TASKS FOR THIS EXERCISE:
1. Answer these questions from the passage on prayer below, one line each:
(a) Which Bible reference does the passage give for the claim that we are to pray always?
(b) To what do some people compare the requirement to pray?
(c) Besides praying often, how does the passage say we are commanded to pray?
2. Continue the passage on prayer below, starting after its final sentence.

GIVEN PASSAGE:
++++++++++

Everyone, at times, grapples with the question, “What is prayer?” It’s not always an easy answer, especially if you don’t do it often or, in your opinion, very well. Yet Scripture commands us to pray. So, no matter one’s opinion about it, prayer is plainly our duty.

Some suppose this requirement to pray is like a person being born. Do it once and you’re in. However, that is not the case. Rather, God’s people are commanded to pray, not just once or even now and then. We are commanded to pray again and again and again. In fact the Bible says we are to pray always. (Lu.21:36)

It is plain that we are to spend much time in prayer. It is also apparent that if one does not know how to pray at the start then simply by starting they will soon come to know how. Whatever we are required to do a lot of we will eventually come to know how to do it well.

Looking further at God’s Word we see that not only are we required to pray often we are also commanded to pray with all manner of prayer. (Eph. 6:18)

++++++++++

MATERIAL SUPPLIED:

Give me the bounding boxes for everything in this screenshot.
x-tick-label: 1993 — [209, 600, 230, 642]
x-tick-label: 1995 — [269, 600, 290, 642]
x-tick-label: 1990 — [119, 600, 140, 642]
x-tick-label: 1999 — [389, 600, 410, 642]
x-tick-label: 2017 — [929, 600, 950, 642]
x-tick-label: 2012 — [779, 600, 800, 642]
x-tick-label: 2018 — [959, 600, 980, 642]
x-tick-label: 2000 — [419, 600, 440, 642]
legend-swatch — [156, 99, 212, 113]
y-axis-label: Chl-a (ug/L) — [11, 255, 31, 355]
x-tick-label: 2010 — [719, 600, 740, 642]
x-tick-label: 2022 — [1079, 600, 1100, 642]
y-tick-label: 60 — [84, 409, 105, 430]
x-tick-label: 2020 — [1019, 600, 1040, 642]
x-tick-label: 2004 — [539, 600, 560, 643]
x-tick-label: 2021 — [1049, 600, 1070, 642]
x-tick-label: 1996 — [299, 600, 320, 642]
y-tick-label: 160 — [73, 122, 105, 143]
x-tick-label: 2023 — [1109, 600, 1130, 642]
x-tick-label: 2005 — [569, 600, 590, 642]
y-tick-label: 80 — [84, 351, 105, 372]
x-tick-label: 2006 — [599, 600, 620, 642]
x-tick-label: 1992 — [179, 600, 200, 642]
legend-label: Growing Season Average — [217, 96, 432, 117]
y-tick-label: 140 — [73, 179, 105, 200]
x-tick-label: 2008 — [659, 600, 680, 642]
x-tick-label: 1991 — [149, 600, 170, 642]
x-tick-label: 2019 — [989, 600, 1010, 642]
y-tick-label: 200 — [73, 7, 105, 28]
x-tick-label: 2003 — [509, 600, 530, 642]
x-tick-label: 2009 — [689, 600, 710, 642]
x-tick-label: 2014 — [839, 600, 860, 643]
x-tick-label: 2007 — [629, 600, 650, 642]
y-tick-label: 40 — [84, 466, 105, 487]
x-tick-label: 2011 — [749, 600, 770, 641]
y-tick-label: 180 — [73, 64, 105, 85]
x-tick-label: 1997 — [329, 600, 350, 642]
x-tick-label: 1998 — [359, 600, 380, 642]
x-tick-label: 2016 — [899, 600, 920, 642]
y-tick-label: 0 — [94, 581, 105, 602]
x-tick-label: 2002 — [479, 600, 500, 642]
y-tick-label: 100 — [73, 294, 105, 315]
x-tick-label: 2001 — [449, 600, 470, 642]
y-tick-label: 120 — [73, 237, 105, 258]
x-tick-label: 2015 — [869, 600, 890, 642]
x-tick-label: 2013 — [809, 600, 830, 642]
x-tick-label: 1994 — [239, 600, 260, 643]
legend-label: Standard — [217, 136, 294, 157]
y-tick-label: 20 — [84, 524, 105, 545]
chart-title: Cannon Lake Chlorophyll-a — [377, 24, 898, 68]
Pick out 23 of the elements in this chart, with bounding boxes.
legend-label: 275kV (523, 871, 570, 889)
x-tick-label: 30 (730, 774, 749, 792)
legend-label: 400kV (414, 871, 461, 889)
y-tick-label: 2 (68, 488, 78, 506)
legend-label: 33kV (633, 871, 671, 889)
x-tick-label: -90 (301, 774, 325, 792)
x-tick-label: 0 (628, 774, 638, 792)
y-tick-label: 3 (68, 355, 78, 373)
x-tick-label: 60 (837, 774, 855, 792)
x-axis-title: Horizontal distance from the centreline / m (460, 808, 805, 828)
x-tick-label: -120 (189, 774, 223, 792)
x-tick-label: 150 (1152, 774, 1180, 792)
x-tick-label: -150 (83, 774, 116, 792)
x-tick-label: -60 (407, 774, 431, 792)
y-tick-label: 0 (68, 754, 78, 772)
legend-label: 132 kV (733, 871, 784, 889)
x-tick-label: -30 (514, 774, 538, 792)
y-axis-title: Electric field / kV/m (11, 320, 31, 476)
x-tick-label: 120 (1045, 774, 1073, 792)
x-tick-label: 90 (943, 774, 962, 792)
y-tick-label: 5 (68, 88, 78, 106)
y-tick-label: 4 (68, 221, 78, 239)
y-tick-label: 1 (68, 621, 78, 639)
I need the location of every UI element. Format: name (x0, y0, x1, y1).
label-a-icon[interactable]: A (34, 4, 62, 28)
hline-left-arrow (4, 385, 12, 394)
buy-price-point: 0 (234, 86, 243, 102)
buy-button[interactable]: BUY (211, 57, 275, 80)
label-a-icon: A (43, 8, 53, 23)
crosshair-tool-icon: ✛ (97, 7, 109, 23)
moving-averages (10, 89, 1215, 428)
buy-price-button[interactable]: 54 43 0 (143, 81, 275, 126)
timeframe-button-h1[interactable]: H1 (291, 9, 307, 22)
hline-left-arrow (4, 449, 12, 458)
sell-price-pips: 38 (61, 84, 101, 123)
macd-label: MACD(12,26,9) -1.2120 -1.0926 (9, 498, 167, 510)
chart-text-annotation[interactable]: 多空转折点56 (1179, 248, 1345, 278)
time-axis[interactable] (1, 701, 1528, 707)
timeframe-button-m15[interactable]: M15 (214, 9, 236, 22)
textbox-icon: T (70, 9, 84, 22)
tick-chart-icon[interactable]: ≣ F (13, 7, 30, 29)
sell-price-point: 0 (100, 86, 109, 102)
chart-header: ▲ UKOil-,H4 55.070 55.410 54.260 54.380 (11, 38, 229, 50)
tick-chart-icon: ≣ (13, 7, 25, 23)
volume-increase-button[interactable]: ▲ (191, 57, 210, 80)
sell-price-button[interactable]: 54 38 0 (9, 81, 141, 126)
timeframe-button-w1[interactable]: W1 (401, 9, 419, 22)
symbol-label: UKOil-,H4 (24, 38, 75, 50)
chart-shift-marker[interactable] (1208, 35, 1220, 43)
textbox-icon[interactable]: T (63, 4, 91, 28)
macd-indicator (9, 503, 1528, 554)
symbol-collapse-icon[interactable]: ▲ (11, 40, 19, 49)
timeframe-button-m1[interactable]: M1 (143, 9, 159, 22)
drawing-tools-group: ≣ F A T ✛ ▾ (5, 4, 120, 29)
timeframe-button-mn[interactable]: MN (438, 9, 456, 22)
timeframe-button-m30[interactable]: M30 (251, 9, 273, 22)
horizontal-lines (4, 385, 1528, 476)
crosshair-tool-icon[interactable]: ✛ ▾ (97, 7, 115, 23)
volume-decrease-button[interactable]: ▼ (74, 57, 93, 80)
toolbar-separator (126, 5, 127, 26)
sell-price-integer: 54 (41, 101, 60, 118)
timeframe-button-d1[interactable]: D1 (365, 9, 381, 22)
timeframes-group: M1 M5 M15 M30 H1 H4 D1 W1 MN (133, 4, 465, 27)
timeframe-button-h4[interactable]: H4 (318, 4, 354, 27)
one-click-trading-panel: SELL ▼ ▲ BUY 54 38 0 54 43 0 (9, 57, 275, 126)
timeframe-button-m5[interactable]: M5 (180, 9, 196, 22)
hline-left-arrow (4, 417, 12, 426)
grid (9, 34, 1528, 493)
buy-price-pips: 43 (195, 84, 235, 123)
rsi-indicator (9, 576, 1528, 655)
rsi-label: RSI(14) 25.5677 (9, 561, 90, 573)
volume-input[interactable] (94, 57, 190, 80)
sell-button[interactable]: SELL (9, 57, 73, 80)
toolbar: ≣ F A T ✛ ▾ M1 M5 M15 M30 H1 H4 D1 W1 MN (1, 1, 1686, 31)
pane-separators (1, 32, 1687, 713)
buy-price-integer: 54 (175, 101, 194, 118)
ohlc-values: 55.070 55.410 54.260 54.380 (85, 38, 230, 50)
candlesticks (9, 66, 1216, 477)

++++++++++

THE RESULTS:
1.
(a) Lu.21:36
(b) To a person being born: do it once and you're in.
(c) With all manner of prayer (Eph. 6:18).

2.
This might turn the heads of those who think there is only one way to pray. For the Scriptures reveal there are many ways to pray.

The Bible points out that we are not to become stuck in a single mode of prayer. Rather, we are to be attentive to the leading and direction of the Spirit of God so He can guide us in prayer.

Now if the Spirit of God meets you this way, leading you in the course of prayer, then “you have an unction from the holy One, and ye know all things.” (1Jn.2:20) For He guides you along as you continue to look to him from your heart.

He wonderfully fills your heart and mouth with words of power and faith as He helps you to pray. (cf. Jn.14:16; Rom.8:26)

Being borne along by Him your words of prayer come not out of your own planned position but from your soul’s submission. Your submission is to the Lord. His Spirit carries you.

Hence it is not our mere act of praying that makes the difference with God. It is our praying in His
Spirit that makes the difference. Prayers to God, apart from God, never reach God. It is more beneficial to look for His Spirit before, while entering, and during the prayer than to look toward heaven for what you want only, without ever leaning an ear to what God wants. (Matt.6:10)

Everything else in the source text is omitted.